# TASK DIRECTIONS
Transcribe every entry word for word, leaving out all images.
──────── RAW RECORDS ────────
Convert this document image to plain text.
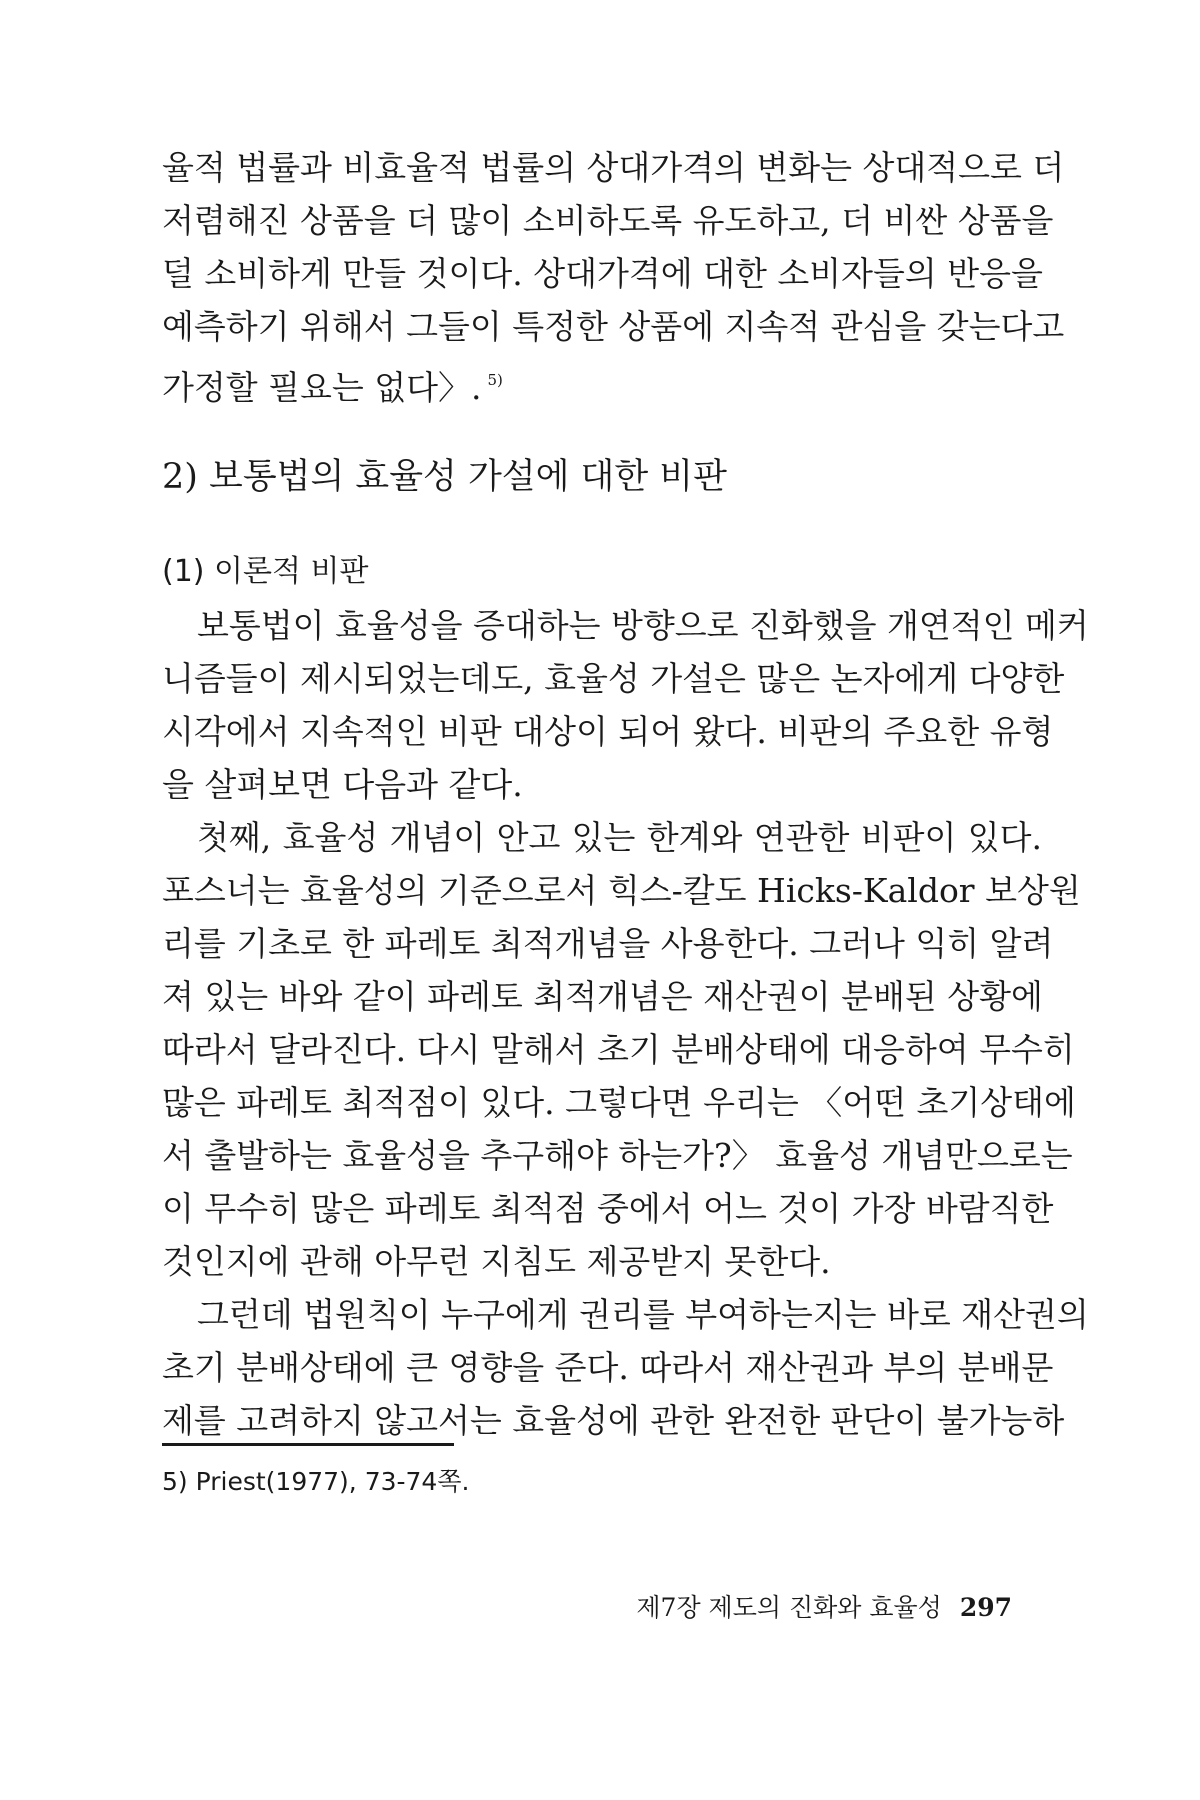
율적 법률과 비효율적 법률의 상대가격의 변화는 상대적으로 더
저렴해진 상품을 더 많이 소비하도록 유도하고, 더 비싼 상품을
덜 소비하게 만들 것이다. 상대가격에 대한 소비자들의 반응을
예측하기 위해서 그들이 특정한 상품에 지속적 관심을 갖는다고
가정할 필요는 없다〉. $^{5)}$
2) 보통법의 효율성 가설에 대한 비판
(1) 이론적 비판
보통법이 효율성을 증대하는 방향으로 진화했을 개연적인 메커
니즘들이 제시되었는데도, 효율성 가설은 많은 논자에게 다양한
시각에서 지속적인 비판 대상이 되어 왔다. 비판의 주요한 유형
을 살펴보면 다음과 같다.
첫째, 효율성 개념이 안고 있는 한계와 연관한 비판이 있다.
포스너는 효율성의 기준으로서 힉스-칼도 Hicks-Kaldor 보상원
리를 기초로 한 파레토 최적개념을 사용한다. 그러나 익히 알려
져 있는 바와 같이 파레토 최적개념은 재산권이 분배된 상황에
따라서 달라진다. 다시 말해서 초기 분배상태에 대응하여 무수히
많은 파레토 최적점이 있다. 그렇다면 우리는 〈어떤 초기상태에
서 출발하는 효율성을 추구해야 하는가?〉 효율성 개념만으로는
이 무수히 많은 파레토 최적점 중에서 어느 것이 가장 바람직한
것인지에 관해 아무런 지침도 제공받지 못한다.
그런데 법원칙이 누구에게 권리를 부여하는지는 바로 재산권의
초기 분배상태에 큰 영향을 준다. 따라서 재산권과 부의 분배문
제를 고려하지 않고서는 효율성에 관한 완전한 판단이 불가능하
5) Priest(1977), 73-74쪽.
제7장 제도의 진화와 효율성 297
────────
# SOLUTION TO THIS EXERCISE
Convert this document image to plain text.
율적 법률과 비효율적 법률의 상대가격의 변화는 상대적으로 더
저렴해진 상품을 더 많이 소비하도록 유도하고, 더 비싼 상품을
덜 소비하게 만들 것이다. 상대가격에 대한 소비자들의 반응을
예측하기 위해서 그들이 특정한 상품에 지속적 관심을 갖는다고
가정할 필요는 없다〉. $^{5)}$
2) 보통법의 효율성 가설에 대한 비판
(1) 이론적 비판
보통법이 효율성을 증대하는 방향으로 진화했을 개연적인 메커
니즘들이 제시되었는데도, 효율성 가설은 많은 논자에게 다양한
시각에서 지속적인 비판 대상이 되어 왔다. 비판의 주요한 유형
을 살펴보면 다음과 같다.
첫째, 효율성 개념이 안고 있는 한계와 연관한 비판이 있다.
포스너는 효율성의 기준으로서 힉스-칼도 Hicks-Kaldor 보상원
리를 기초로 한 파레토 최적개념을 사용한다. 그러나 익히 알려
져 있는 바와 같이 파레토 최적개념은 재산권이 분배된 상황에
따라서 달라진다. 다시 말해서 초기 분배상태에 대응하여 무수히
많은 파레토 최적점이 있다. 그렇다면 우리는 〈어떤 초기상태에
서 출발하는 효율성을 추구해야 하는가?〉 효율성 개념만으로는
이 무수히 많은 파레토 최적점 중에서 어느 것이 가장 바람직한
것인지에 관해 아무런 지침도 제공받지 못한다.
그런데 법원칙이 누구에게 권리를 부여하는지는 바로 재산권의
초기 분배상태에 큰 영향을 준다. 따라서 재산권과 부의 분배문
제를 고려하지 않고서는 효율성에 관한 완전한 판단이 불가능하
5) Priest(1977), 73-74쪽.
제7장 제도의 진화와 효율성 297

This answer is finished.